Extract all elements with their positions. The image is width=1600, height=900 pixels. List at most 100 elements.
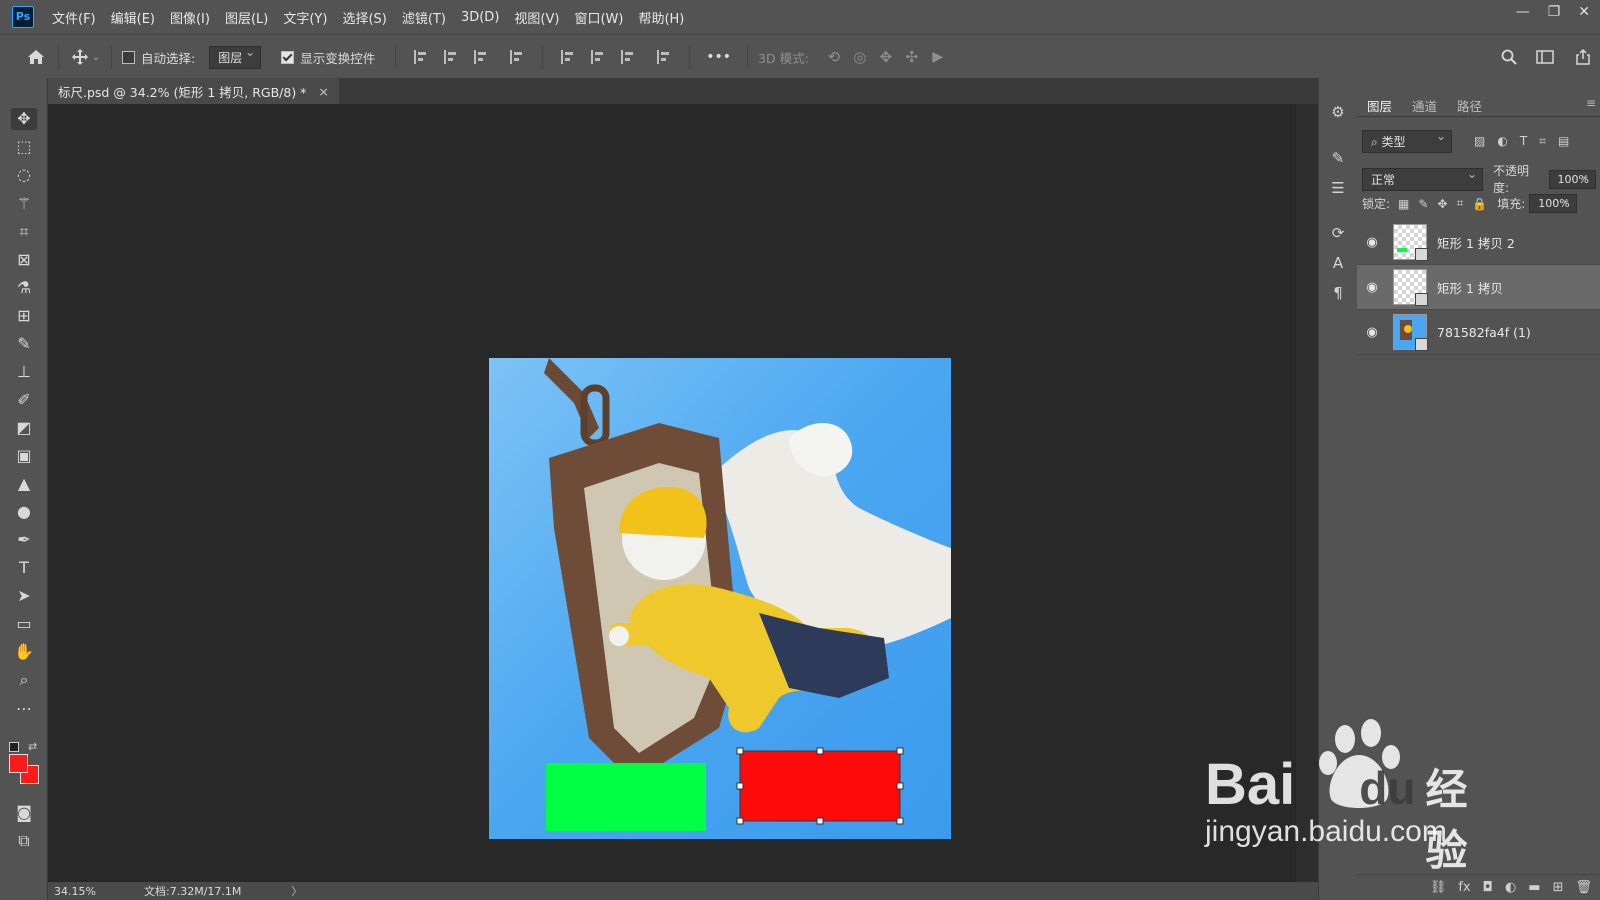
home-icon[interactable] [24,49,48,65]
layer-row[interactable]: ◉ 781582fa4f (1) [1357,310,1600,355]
pen-tool-icon[interactable]: ✒ [11,529,37,551]
new-adjustment-layer-icon[interactable]: ◐ [1505,880,1516,895]
filter-pixel-icon[interactable]: ▨ [1474,134,1485,148]
menu-filter[interactable]: 滤镜(T) [402,8,446,27]
delete-layer-icon[interactable]: 🗑 [1575,880,1592,895]
menu-type[interactable]: 文字(Y) [283,8,327,27]
maximize-icon[interactable]: ❐ [1548,4,1561,20]
canvas-area[interactable] [48,104,1295,882]
blend-mode-dropdown[interactable]: 正常 [1362,167,1484,191]
adjustments-panel-icon[interactable]: ☰ [1328,178,1348,198]
stamp-tool-icon[interactable]: ⊥ [11,361,37,383]
share-icon[interactable] [1574,49,1592,65]
paragraph-panel-icon[interactable]: ¶ [1328,283,1348,303]
visibility-eye-icon[interactable]: ◉ [1357,235,1387,250]
rectangle-tool-icon[interactable]: ▭ [11,613,37,635]
document-tab[interactable]: 标尺.psd @ 34.2% (矩形 1 拷贝, RGB/8) * × [48,78,339,104]
magic-wand-tool-icon[interactable]: ⚚ [11,193,37,215]
search-icon[interactable] [1498,49,1520,65]
fill-input[interactable]: 100% [1529,193,1577,213]
filter-type-icon[interactable]: T [1520,134,1527,148]
auto-select-dropdown[interactable]: 图层 [209,45,262,69]
close-tab-icon[interactable]: × [318,84,328,99]
foreground-color-swatch[interactable] [9,754,28,773]
show-transform-checkbox[interactable] [281,50,295,64]
close-window-icon[interactable]: ✕ [1578,4,1590,20]
visibility-eye-icon[interactable]: ◉ [1357,280,1387,295]
menu-3d[interactable]: 3D(D) [461,10,499,25]
screen-mode-icon[interactable]: ⧉ [11,830,37,852]
swap-colors-icon[interactable]: ⇄ [28,740,37,753]
align-right-icon[interactable] [474,50,488,64]
edit-toolbar-icon[interactable]: ⋯ [11,698,37,720]
path-selection-tool-icon[interactable]: ➤ [11,585,37,607]
lock-all-icon[interactable]: 🔒 [1472,197,1487,211]
align-top-icon[interactable] [561,50,575,64]
minimize-icon[interactable]: — [1516,4,1530,20]
menu-file[interactable]: 文件(F) [52,8,96,27]
type-tool-icon[interactable]: T [11,557,37,579]
move-tool-preset-icon[interactable] [69,48,91,66]
brush-settings-icon[interactable]: ✎ [1328,148,1348,168]
menu-help[interactable]: 帮助(H) [638,8,684,27]
zoom-level[interactable]: 34.15% [54,885,114,898]
menu-view[interactable]: 视图(V) [514,8,559,27]
filter-smart-object-icon[interactable]: ▤ [1558,134,1569,148]
3d-pan-icon[interactable]: ✥ [873,48,899,66]
lock-pixels-icon[interactable]: ✎ [1418,197,1428,211]
filter-adjustment-icon[interactable]: ◐ [1497,134,1507,148]
hand-tool-icon[interactable]: ✋ [11,641,37,663]
workspace-icon[interactable] [1534,50,1556,64]
menu-window[interactable]: 窗口(W) [574,8,623,27]
transform-handles[interactable] [735,746,905,826]
healing-brush-tool-icon[interactable]: ⊞ [11,305,37,327]
layer-style-icon[interactable]: fx [1458,880,1470,895]
distribute-v-icon[interactable] [657,50,671,64]
3d-roll-icon[interactable]: ◎ [847,48,873,66]
menu-edit[interactable]: 编辑(E) [111,8,155,27]
chevron-down-icon[interactable]: ⌄ [91,52,101,63]
visibility-eye-icon[interactable]: ◉ [1357,325,1387,340]
dodge-tool-icon[interactable]: ● [11,501,37,523]
frame-tool-icon[interactable]: ⊠ [11,249,37,271]
3d-slide-icon[interactable]: ✣ [899,48,925,66]
align-center-h-icon[interactable] [444,50,458,64]
eraser-tool-icon[interactable]: ◩ [11,417,37,439]
gradient-tool-icon[interactable]: ▣ [11,445,37,467]
layer-kind-filter[interactable]: ⌕ 类型 [1362,129,1452,153]
learn-panel-icon[interactable]: ⚙ [1328,102,1348,122]
history-panel-icon[interactable]: ⟳ [1328,223,1348,243]
align-left-icon[interactable] [414,50,428,64]
document-canvas[interactable] [489,358,951,839]
lasso-tool-icon[interactable]: ◌ [11,164,37,186]
align-bottom-icon[interactable] [621,50,635,64]
tab-layers[interactable]: 图层 [1357,92,1403,116]
tab-paths[interactable]: 路径 [1447,92,1492,116]
marquee-tool-icon[interactable]: ⬚ [11,136,37,158]
3d-orbit-icon[interactable]: ⟲ [821,48,847,66]
menu-image[interactable]: 图像(I) [170,8,210,27]
menu-layer[interactable]: 图层(L) [225,8,268,27]
add-mask-icon[interactable]: ◘ [1483,880,1493,895]
filter-shape-icon[interactable]: ⌗ [1539,134,1546,149]
crop-tool-icon[interactable]: ⌗ [11,221,37,243]
quick-mask-icon[interactable]: ◙ [11,802,37,824]
layer-row-selected[interactable]: ◉ 矩形 1 拷贝 [1357,265,1600,310]
blur-tool-icon[interactable]: ▲ [11,473,37,495]
brush-tool-icon[interactable]: ✎ [11,333,37,355]
new-layer-icon[interactable]: ⊞ [1553,880,1564,895]
status-menu-arrow[interactable]: 〉 [291,883,302,899]
link-layers-icon[interactable]: ⛓ [1430,880,1447,895]
distribute-h-icon[interactable] [510,50,524,64]
more-options-icon[interactable]: ••• [706,49,731,65]
menu-select[interactable]: 选择(S) [342,8,386,27]
auto-select-checkbox[interactable] [122,50,135,64]
lock-artboard-icon[interactable]: ⌗ [1457,196,1464,211]
align-middle-v-icon[interactable] [591,50,605,64]
new-group-icon[interactable]: ▬ [1528,880,1540,895]
lock-position-icon[interactable]: ✥ [1437,197,1447,211]
default-colors-icon[interactable] [9,742,19,752]
layer-row[interactable]: ◉ 矩形 1 拷贝 2 [1357,220,1600,265]
zoom-tool-icon[interactable]: ⌕ [11,669,37,691]
move-tool-icon[interactable]: ✥ [11,108,37,130]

□ □ □ □

Do this -
Retype all of the lines above character for character, leaving the picture out of your answer.

Response to this task -
Extract all elements with their positions. The image is width=1600, height=900 pixels. List at most 100 elements.
home-icon[interactable] [24,49,48,65]
layer-row[interactable]: ◉ 781582fa4f (1) [1357,310,1600,355]
pen-tool-icon[interactable]: ✒ [11,529,37,551]
new-adjustment-layer-icon[interactable]: ◐ [1505,880,1516,895]
filter-pixel-icon[interactable]: ▨ [1474,134,1485,148]
menu-filter[interactable]: 滤镜(T) [402,8,446,27]
delete-layer-icon[interactable]: 🗑 [1575,880,1592,895]
menu-type[interactable]: 文字(Y) [283,8,327,27]
maximize-icon[interactable]: ❐ [1548,4,1561,20]
canvas-area[interactable] [48,104,1295,882]
blend-mode-dropdown[interactable]: 正常 [1362,167,1484,191]
adjustments-panel-icon[interactable]: ☰ [1328,178,1348,198]
stamp-tool-icon[interactable]: ⊥ [11,361,37,383]
share-icon[interactable] [1574,49,1592,65]
paragraph-panel-icon[interactable]: ¶ [1328,283,1348,303]
visibility-eye-icon[interactable]: ◉ [1357,235,1387,250]
rectangle-tool-icon[interactable]: ▭ [11,613,37,635]
document-tab[interactable]: 标尺.psd @ 34.2% (矩形 1 拷贝, RGB/8) * × [48,78,339,104]
magic-wand-tool-icon[interactable]: ⚚ [11,193,37,215]
search-icon[interactable] [1498,49,1520,65]
fill-input[interactable]: 100% [1529,193,1577,213]
filter-type-icon[interactable]: T [1520,134,1527,148]
auto-select-dropdown[interactable]: 图层 [209,45,262,69]
close-tab-icon[interactable]: × [318,84,328,99]
foreground-color-swatch[interactable] [9,754,28,773]
show-transform-checkbox[interactable] [281,50,295,64]
close-window-icon[interactable]: ✕ [1578,4,1590,20]
visibility-eye-icon[interactable]: ◉ [1357,280,1387,295]
menu-3d[interactable]: 3D(D) [461,10,499,25]
screen-mode-icon[interactable]: ⧉ [11,830,37,852]
swap-colors-icon[interactable]: ⇄ [28,740,37,753]
align-right-icon[interactable] [474,50,488,64]
edit-toolbar-icon[interactable]: ⋯ [11,698,37,720]
path-selection-tool-icon[interactable]: ➤ [11,585,37,607]
lock-all-icon[interactable]: 🔒 [1472,197,1487,211]
align-top-icon[interactable] [561,50,575,64]
minimize-icon[interactable]: — [1516,4,1530,20]
menu-file[interactable]: 文件(F) [52,8,96,27]
type-tool-icon[interactable]: T [11,557,37,579]
move-tool-preset-icon[interactable] [69,48,91,66]
brush-settings-icon[interactable]: ✎ [1328,148,1348,168]
menu-help[interactable]: 帮助(H) [638,8,684,27]
zoom-level[interactable]: 34.15% [54,885,114,898]
menu-view[interactable]: 视图(V) [514,8,559,27]
filter-smart-object-icon[interactable]: ▤ [1558,134,1569,148]
3d-pan-icon[interactable]: ✥ [873,48,899,66]
lock-pixels-icon[interactable]: ✎ [1418,197,1428,211]
filter-adjustment-icon[interactable]: ◐ [1497,134,1507,148]
hand-tool-icon[interactable]: ✋ [11,641,37,663]
workspace-icon[interactable] [1534,50,1556,64]
menu-window[interactable]: 窗口(W) [574,8,623,27]
transform-handles[interactable] [735,746,905,826]
healing-brush-tool-icon[interactable]: ⊞ [11,305,37,327]
layer-style-icon[interactable]: fx [1458,880,1470,895]
distribute-v-icon[interactable] [657,50,671,64]
3d-roll-icon[interactable]: ◎ [847,48,873,66]
menu-edit[interactable]: 编辑(E) [111,8,155,27]
chevron-down-icon[interactable]: ⌄ [91,52,101,63]
visibility-eye-icon[interactable]: ◉ [1357,325,1387,340]
dodge-tool-icon[interactable]: ● [11,501,37,523]
frame-tool-icon[interactable]: ⊠ [11,249,37,271]
3d-slide-icon[interactable]: ✣ [899,48,925,66]
align-center-h-icon[interactable] [444,50,458,64]
eraser-tool-icon[interactable]: ◩ [11,417,37,439]
gradient-tool-icon[interactable]: ▣ [11,445,37,467]
layer-kind-filter[interactable]: ⌕ 类型 [1362,129,1452,153]
learn-panel-icon[interactable]: ⚙ [1328,102,1348,122]
history-panel-icon[interactable]: ⟳ [1328,223,1348,243]
align-left-icon[interactable] [414,50,428,64]
document-canvas[interactable] [489,358,951,839]
lasso-tool-icon[interactable]: ◌ [11,164,37,186]
align-bottom-icon[interactable] [621,50,635,64]
tab-layers[interactable]: 图层 [1357,92,1403,116]
tab-paths[interactable]: 路径 [1447,92,1492,116]
marquee-tool-icon[interactable]: ⬚ [11,136,37,158]
3d-orbit-icon[interactable]: ⟲ [821,48,847,66]
menu-image[interactable]: 图像(I) [170,8,210,27]
menu-layer[interactable]: 图层(L) [225,8,268,27]
add-mask-icon[interactable]: ◘ [1483,880,1493,895]
filter-shape-icon[interactable]: ⌗ [1539,134,1546,149]
crop-tool-icon[interactable]: ⌗ [11,221,37,243]
quick-mask-icon[interactable]: ◙ [11,802,37,824]
layer-row-selected[interactable]: ◉ 矩形 1 拷贝 [1357,265,1600,310]
blur-tool-icon[interactable]: ▲ [11,473,37,495]
brush-tool-icon[interactable]: ✎ [11,333,37,355]
new-layer-icon[interactable]: ⊞ [1553,880,1564,895]
status-menu-arrow[interactable]: 〉 [291,883,302,899]
link-layers-icon[interactable]: ⛓ [1430,880,1447,895]
distribute-h-icon[interactable] [510,50,524,64]
more-options-icon[interactable]: ••• [706,49,731,65]
menu-select[interactable]: 选择(S) [342,8,386,27]
auto-select-checkbox[interactable] [122,50,135,64]
lock-artboard-icon[interactable]: ⌗ [1457,196,1464,211]
align-middle-v-icon[interactable] [591,50,605,64]
new-group-icon[interactable]: ▬ [1528,880,1540,895]
lock-position-icon[interactable]: ✥ [1437,197,1447,211]
default-colors-icon[interactable] [9,742,19,752]
layer-row[interactable]: ◉ 矩形 1 拷贝 2 [1357,220,1600,265]
zoom-tool-icon[interactable]: ⌕ [11,669,37,691]
move-tool-icon[interactable]: ✥ [11,108,37,130]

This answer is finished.